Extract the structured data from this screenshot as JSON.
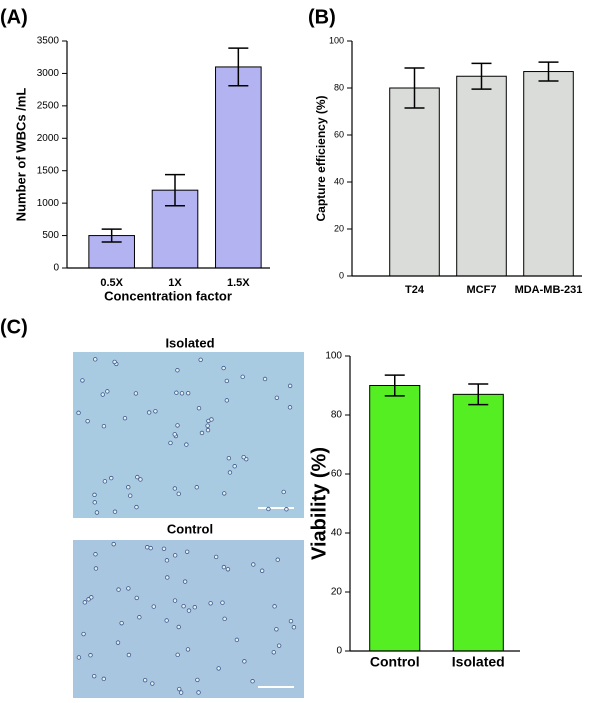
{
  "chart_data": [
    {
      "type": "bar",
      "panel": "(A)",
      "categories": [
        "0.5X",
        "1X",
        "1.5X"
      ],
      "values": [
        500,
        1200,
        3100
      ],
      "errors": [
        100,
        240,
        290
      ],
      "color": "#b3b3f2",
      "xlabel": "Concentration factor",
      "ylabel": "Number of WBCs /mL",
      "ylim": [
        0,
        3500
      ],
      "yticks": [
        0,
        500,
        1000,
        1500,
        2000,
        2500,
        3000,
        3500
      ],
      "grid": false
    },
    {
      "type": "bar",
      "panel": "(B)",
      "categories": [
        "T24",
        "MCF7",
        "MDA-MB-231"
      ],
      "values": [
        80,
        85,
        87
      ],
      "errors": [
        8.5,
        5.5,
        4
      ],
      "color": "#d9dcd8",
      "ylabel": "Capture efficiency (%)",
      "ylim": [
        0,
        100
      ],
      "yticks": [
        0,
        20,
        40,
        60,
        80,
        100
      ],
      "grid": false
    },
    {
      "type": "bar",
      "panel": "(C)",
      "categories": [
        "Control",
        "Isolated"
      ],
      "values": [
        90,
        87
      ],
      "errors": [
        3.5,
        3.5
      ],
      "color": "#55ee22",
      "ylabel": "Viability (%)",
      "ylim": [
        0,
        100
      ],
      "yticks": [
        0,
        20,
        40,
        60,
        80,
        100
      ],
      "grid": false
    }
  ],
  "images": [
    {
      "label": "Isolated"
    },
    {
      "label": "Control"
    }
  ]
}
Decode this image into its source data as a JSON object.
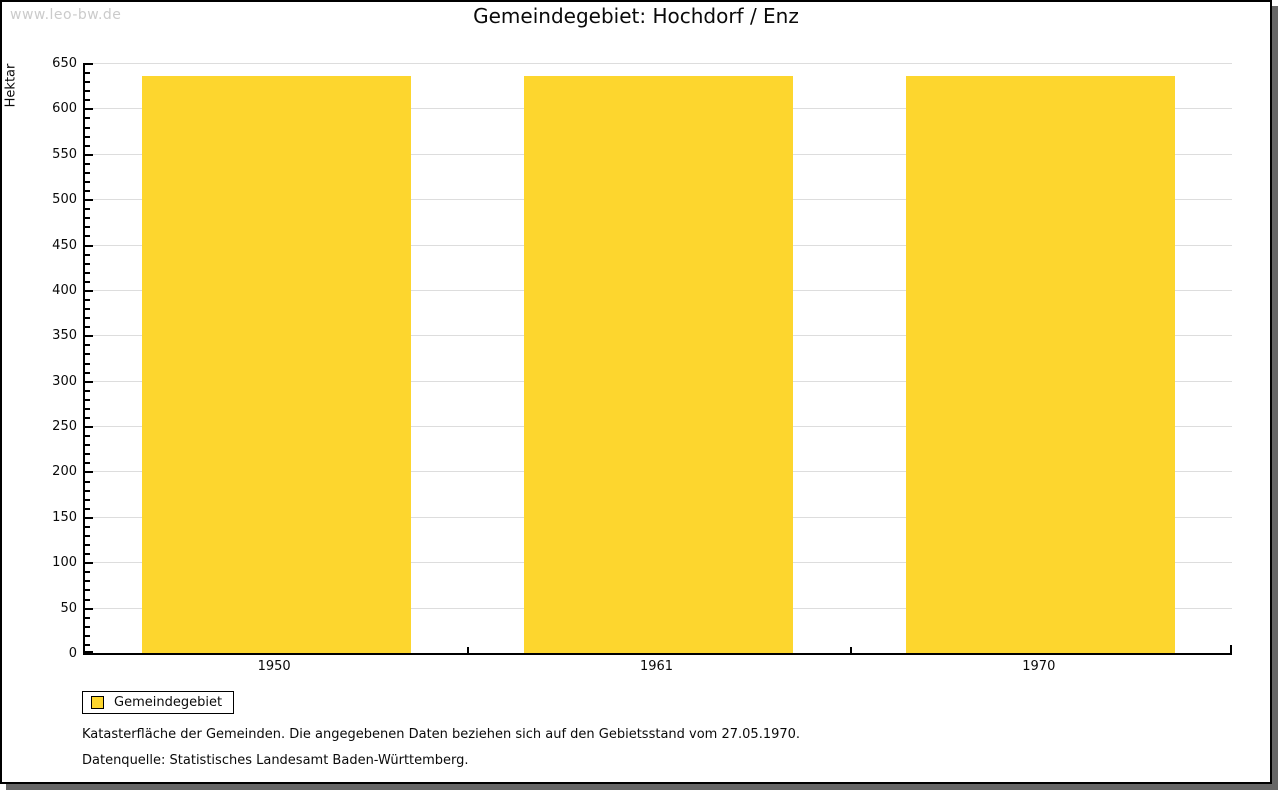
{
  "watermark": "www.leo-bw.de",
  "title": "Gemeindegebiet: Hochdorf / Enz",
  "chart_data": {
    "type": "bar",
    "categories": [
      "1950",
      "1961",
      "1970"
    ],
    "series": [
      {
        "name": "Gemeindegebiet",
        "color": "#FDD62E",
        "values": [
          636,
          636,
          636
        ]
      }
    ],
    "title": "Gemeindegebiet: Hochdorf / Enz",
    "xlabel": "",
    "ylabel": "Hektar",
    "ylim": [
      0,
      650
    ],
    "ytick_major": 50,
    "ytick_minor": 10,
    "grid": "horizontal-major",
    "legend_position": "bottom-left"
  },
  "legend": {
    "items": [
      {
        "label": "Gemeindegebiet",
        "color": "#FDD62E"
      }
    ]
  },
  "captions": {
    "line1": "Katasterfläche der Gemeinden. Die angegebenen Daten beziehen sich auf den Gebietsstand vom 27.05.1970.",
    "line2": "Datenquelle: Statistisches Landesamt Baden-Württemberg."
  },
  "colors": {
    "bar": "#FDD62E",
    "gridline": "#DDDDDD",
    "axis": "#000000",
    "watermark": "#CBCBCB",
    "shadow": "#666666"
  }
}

***

_DIRECTIONS_. What is the number of lines above that contain "ylabel"? Answer with that number only.

_EXERCISE ANSWER_. 4